*TASK INSTRUCTIONS*. Rewrite the entries as a JSON list of strings, with one string for each line and any blank lines omitted.

*SUPPLIED MATERIAL*.
▽

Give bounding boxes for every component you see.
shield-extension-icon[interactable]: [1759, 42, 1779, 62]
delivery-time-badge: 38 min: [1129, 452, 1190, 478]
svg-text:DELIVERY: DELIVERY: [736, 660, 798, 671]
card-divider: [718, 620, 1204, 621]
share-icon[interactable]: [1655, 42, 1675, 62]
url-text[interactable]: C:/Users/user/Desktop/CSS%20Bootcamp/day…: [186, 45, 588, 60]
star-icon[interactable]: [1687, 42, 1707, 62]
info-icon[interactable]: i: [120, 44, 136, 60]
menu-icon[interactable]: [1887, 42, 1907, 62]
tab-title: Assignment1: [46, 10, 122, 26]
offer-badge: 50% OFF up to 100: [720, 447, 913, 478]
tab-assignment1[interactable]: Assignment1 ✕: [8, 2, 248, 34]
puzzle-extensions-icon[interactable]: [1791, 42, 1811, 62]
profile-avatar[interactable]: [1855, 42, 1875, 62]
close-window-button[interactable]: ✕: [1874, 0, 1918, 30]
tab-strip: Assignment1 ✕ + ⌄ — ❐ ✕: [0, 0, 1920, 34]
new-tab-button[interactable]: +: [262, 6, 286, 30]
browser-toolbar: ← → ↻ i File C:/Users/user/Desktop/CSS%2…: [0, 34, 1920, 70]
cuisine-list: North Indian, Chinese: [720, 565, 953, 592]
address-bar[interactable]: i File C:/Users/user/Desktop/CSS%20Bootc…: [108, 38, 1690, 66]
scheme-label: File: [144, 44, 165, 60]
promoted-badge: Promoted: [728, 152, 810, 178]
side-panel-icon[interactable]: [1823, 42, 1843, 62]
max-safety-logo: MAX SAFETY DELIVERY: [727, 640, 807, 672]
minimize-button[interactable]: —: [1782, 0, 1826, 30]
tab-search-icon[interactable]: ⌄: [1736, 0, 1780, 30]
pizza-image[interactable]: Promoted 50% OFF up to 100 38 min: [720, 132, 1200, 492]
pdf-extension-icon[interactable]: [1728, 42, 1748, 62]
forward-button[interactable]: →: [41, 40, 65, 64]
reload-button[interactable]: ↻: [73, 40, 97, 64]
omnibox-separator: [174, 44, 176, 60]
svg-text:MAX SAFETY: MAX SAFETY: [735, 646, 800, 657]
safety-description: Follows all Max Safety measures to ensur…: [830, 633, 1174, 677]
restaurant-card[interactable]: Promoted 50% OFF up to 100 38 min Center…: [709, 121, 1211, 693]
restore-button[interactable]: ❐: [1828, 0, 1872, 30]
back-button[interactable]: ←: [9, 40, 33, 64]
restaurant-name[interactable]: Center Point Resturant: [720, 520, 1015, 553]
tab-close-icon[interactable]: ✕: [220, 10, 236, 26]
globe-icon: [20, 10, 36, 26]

△

*OUTPUT FOR THIS EXERCISE*.
[
  "Give bounding boxes for every component you see.",
  "shield-extension-icon[interactable]: [1759, 42, 1779, 62]",
  "delivery-time-badge: 38 min: [1129, 452, 1190, 478]",
  "svg-text:DELIVERY: DELIVERY: [736, 660, 798, 671]",
  "card-divider: [718, 620, 1204, 621]",
  "share-icon[interactable]: [1655, 42, 1675, 62]",
  "url-text[interactable]: C:/Users/user/Desktop/CSS%20Bootcamp/day…: [186, 45, 588, 60]",
  "star-icon[interactable]: [1687, 42, 1707, 62]",
  "info-icon[interactable]: i: [120, 44, 136, 60]",
  "menu-icon[interactable]: [1887, 42, 1907, 62]",
  "tab-title: Assignment1: [46, 10, 122, 26]",
  "offer-badge: 50% OFF up to 100: [720, 447, 913, 478]",
  "tab-assignment1[interactable]: Assignment1 ✕: [8, 2, 248, 34]",
  "puzzle-extensions-icon[interactable]: [1791, 42, 1811, 62]",
  "profile-avatar[interactable]: [1855, 42, 1875, 62]",
  "close-window-button[interactable]: ✕: [1874, 0, 1918, 30]",
  "tab-strip: Assignment1 ✕ + ⌄ — ❐ ✕: [0, 0, 1920, 34]",
  "new-tab-button[interactable]: +: [262, 6, 286, 30]",
  "browser-toolbar: ← → ↻ i File C:/Users/user/Desktop/CSS%2…: [0, 34, 1920, 70]",
  "cuisine-list: North Indian, Chinese: [720, 565, 953, 592]",
  "address-bar[interactable]: i File C:/Users/user/Desktop/CSS%20Bootc…: [108, 38, 1690, 66]",
  "scheme-label: File: [144, 44, 165, 60]",
  "promoted-badge: Promoted: [728, 152, 810, 178]",
  "side-panel-icon[interactable]: [1823, 42, 1843, 62]",
  "max-safety-logo: MAX SAFETY DELIVERY: [727, 640, 807, 672]",
  "minimize-button[interactable]: —: [1782, 0, 1826, 30]",
  "tab-search-icon[interactable]: ⌄: [1736, 0, 1780, 30]",
  "pizza-image[interactable]: Promoted 50% OFF up to 100 38 min: [720, 132, 1200, 492]",
  "pdf-extension-icon[interactable]: [1728, 42, 1748, 62]",
  "forward-button[interactable]: →: [41, 40, 65, 64]",
  "reload-button[interactable]: ↻: [73, 40, 97, 64]",
  "omnibox-separator: [174, 44, 176, 60]",
  "svg-text:MAX SAFETY: MAX SAFETY: [735, 646, 800, 657]",
  "safety-description: Follows all Max Safety measures to ensur…: [830, 633, 1174, 677]",
  "restaurant-card[interactable]: Promoted 50% OFF up to 100 38 min Center…: [709, 121, 1211, 693]",
  "restore-button[interactable]: ❐: [1828, 0, 1872, 30]",
  "back-button[interactable]: ←: [9, 40, 33, 64]",
  "restaurant-name[interactable]: Center Point Resturant: [720, 520, 1015, 553]",
  "tab-close-icon[interactable]: ✕: [220, 10, 236, 26]",
  "globe-icon: [20, 10, 36, 26]"
]